Below are some records. Count the lines with "model" in them and give nothing but the total.
-- BEGIN Data provided --
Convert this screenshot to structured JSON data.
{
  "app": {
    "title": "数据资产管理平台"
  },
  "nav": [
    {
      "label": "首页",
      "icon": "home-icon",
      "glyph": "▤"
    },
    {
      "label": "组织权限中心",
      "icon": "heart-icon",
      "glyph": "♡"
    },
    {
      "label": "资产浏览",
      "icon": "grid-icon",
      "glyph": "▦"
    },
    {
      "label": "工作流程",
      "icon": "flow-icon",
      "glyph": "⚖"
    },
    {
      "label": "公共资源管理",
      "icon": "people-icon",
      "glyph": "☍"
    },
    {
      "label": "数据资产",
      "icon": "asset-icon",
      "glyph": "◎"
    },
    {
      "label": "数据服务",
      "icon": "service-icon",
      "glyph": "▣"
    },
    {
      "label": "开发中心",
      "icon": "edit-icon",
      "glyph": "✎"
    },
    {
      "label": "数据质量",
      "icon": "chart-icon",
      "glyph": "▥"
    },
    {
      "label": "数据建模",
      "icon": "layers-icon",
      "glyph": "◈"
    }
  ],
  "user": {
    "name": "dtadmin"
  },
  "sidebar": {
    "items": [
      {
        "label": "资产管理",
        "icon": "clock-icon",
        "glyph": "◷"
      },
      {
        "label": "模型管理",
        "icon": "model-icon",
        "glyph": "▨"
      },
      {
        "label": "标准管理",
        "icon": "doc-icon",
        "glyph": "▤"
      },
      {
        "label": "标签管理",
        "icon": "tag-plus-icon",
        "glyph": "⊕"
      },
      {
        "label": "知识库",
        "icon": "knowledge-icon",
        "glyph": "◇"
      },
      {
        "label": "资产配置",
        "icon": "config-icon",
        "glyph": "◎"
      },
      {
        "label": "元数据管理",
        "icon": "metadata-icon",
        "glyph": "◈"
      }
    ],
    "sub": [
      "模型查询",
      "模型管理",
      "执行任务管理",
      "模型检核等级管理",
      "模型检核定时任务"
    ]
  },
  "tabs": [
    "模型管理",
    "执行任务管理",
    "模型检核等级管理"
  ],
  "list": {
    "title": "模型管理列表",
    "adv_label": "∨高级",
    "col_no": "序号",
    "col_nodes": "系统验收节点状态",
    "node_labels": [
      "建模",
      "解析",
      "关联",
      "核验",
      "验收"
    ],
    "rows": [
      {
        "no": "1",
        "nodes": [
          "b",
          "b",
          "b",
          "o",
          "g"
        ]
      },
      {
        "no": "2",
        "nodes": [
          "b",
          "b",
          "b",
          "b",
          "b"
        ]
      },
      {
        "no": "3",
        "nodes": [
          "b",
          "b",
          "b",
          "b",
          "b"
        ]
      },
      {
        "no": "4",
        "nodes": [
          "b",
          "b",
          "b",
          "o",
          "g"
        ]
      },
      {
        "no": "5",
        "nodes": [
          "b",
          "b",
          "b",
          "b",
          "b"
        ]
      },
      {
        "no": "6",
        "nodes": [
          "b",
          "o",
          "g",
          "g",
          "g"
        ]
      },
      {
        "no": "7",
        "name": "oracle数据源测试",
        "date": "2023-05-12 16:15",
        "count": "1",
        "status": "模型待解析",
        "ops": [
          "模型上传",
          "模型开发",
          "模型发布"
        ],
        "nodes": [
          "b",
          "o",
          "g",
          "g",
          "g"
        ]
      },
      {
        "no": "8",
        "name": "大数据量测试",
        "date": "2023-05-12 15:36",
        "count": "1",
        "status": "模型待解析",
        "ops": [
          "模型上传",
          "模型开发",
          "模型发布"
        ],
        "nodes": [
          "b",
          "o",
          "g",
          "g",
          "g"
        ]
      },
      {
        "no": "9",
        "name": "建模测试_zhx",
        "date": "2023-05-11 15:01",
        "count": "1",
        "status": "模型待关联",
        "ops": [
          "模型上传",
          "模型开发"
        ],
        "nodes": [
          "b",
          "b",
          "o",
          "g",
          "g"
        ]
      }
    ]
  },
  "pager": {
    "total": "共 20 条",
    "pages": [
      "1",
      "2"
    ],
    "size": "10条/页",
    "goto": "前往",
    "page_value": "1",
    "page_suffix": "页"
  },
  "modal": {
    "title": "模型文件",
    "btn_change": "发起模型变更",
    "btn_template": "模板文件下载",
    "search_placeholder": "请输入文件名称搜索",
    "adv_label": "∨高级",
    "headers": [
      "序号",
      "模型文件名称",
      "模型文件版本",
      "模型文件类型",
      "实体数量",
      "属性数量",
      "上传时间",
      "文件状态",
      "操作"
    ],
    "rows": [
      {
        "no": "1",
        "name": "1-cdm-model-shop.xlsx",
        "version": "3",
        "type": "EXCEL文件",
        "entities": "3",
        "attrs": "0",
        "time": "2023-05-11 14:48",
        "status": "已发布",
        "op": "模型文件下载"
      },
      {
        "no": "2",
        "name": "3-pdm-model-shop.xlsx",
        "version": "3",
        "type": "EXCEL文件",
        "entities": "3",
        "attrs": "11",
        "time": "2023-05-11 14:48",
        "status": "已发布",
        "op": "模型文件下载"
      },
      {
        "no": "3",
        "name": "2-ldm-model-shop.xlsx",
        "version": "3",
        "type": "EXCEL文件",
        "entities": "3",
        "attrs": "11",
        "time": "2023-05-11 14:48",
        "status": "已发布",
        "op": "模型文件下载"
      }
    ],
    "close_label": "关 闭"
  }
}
-- END Data provided --
### Response below
4